Supplied data
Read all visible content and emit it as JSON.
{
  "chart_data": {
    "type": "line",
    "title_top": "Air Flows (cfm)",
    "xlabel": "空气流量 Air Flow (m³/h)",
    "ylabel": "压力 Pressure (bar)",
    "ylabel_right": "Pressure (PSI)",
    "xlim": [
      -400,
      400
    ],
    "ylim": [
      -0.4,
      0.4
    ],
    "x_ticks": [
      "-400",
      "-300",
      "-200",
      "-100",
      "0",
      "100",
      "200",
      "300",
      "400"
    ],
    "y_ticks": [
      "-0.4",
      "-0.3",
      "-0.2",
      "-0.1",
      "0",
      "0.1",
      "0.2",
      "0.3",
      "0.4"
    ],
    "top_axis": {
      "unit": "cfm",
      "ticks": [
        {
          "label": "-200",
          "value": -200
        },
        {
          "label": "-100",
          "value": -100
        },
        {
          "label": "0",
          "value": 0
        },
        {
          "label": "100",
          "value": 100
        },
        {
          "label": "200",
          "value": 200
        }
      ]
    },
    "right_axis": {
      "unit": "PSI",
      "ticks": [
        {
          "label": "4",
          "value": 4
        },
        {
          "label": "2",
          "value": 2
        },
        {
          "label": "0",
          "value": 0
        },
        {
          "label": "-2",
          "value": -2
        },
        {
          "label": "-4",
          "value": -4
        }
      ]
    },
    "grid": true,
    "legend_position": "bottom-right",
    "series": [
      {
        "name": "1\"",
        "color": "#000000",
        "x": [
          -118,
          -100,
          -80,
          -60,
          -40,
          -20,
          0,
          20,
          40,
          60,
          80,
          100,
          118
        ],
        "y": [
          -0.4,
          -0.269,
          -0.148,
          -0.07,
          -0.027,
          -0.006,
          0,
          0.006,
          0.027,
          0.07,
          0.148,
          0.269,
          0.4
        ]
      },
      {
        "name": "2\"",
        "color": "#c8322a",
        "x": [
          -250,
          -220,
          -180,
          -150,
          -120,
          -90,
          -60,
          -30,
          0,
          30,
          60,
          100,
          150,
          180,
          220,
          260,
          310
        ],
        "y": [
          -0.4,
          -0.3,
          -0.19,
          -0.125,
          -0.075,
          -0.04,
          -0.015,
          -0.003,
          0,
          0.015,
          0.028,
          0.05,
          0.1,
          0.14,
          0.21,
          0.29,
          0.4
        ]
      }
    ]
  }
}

Problem
Restate every line of the data word for word.

Solution to the problem
Read all visible content and emit it as JSON.
{
  "chart_data": {
    "type": "line",
    "title_top": "Air Flows (cfm)",
    "xlabel": "空气流量 Air Flow (m³/h)",
    "ylabel": "压力 Pressure (bar)",
    "ylabel_right": "Pressure (PSI)",
    "xlim": [
      -400,
      400
    ],
    "ylim": [
      -0.4,
      0.4
    ],
    "x_ticks": [
      "-400",
      "-300",
      "-200",
      "-100",
      "0",
      "100",
      "200",
      "300",
      "400"
    ],
    "y_ticks": [
      "-0.4",
      "-0.3",
      "-0.2",
      "-0.1",
      "0",
      "0.1",
      "0.2",
      "0.3",
      "0.4"
    ],
    "top_axis": {
      "unit": "cfm",
      "ticks": [
        {
          "label": "-200",
          "value": -200
        },
        {
          "label": "-100",
          "value": -100
        },
        {
          "label": "0",
          "value": 0
        },
        {
          "label": "100",
          "value": 100
        },
        {
          "label": "200",
          "value": 200
        }
      ]
    },
    "right_axis": {
      "unit": "PSI",
      "ticks": [
        {
          "label": "4",
          "value": 4
        },
        {
          "label": "2",
          "value": 2
        },
        {
          "label": "0",
          "value": 0
        },
        {
          "label": "-2",
          "value": -2
        },
        {
          "label": "-4",
          "value": -4
        }
      ]
    },
    "grid": true,
    "legend_position": "bottom-right",
    "series": [
      {
        "name": "1\"",
        "color": "#000000",
        "x": [
          -118,
          -100,
          -80,
          -60,
          -40,
          -20,
          0,
          20,
          40,
          60,
          80,
          100,
          118
        ],
        "y": [
          -0.4,
          -0.269,
          -0.148,
          -0.07,
          -0.027,
          -0.006,
          0,
          0.006,
          0.027,
          0.07,
          0.148,
          0.269,
          0.4
        ]
      },
      {
        "name": "2\"",
        "color": "#c8322a",
        "x": [
          -250,
          -220,
          -180,
          -150,
          -120,
          -90,
          -60,
          -30,
          0,
          30,
          60,
          100,
          150,
          180,
          220,
          260,
          310
        ],
        "y": [
          -0.4,
          -0.3,
          -0.19,
          -0.125,
          -0.075,
          -0.04,
          -0.015,
          -0.003,
          0,
          0.015,
          0.028,
          0.05,
          0.1,
          0.14,
          0.21,
          0.29,
          0.4
        ]
      }
    ]
  }
}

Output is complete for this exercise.